[What to work on]:
Copy the lines holding the word "distances", all of them.

>> START Dataset extract

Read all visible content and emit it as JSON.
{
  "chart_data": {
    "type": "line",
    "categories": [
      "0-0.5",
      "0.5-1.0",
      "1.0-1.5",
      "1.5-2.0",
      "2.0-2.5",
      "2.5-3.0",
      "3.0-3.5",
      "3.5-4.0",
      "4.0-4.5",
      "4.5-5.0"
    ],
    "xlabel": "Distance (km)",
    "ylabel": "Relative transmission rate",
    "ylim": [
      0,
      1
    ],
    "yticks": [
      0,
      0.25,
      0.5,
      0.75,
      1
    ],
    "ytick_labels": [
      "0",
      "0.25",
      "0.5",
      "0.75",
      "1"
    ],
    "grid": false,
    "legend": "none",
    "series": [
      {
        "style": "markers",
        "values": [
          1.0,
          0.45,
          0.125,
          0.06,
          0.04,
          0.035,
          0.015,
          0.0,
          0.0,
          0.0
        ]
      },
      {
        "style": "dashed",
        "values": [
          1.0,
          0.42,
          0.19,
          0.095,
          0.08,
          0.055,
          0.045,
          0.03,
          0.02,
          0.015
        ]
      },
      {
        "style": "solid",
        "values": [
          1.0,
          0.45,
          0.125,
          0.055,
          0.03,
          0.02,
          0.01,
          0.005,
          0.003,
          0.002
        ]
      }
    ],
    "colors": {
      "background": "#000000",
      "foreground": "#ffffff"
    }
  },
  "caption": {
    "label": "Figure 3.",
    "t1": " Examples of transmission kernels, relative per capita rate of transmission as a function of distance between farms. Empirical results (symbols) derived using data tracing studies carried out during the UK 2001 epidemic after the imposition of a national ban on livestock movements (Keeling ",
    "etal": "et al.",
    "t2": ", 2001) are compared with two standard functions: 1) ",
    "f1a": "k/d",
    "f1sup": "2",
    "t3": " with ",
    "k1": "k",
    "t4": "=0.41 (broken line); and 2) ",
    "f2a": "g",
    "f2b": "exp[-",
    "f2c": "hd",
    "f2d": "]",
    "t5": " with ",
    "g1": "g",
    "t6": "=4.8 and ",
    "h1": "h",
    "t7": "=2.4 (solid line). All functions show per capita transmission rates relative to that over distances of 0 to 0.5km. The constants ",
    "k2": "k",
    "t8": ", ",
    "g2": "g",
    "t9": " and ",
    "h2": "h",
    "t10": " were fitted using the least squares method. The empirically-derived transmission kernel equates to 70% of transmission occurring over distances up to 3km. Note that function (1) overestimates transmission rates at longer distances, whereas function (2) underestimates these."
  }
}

>> END Dataset extract

[Answer to this problem]:
    "t7": "=2.4 (solid line). All functions show per capita transmission rates relative to that over distances of 0 to 0.5km. The constants ",
    "t10": " were fitted using the least squares method. The empirically-derived transmission kernel equates to 70% of transmission occurring over distances up to 3km. Note that function (1) overestimates transmission rates at longer distances, whereas function (2) underestimates these."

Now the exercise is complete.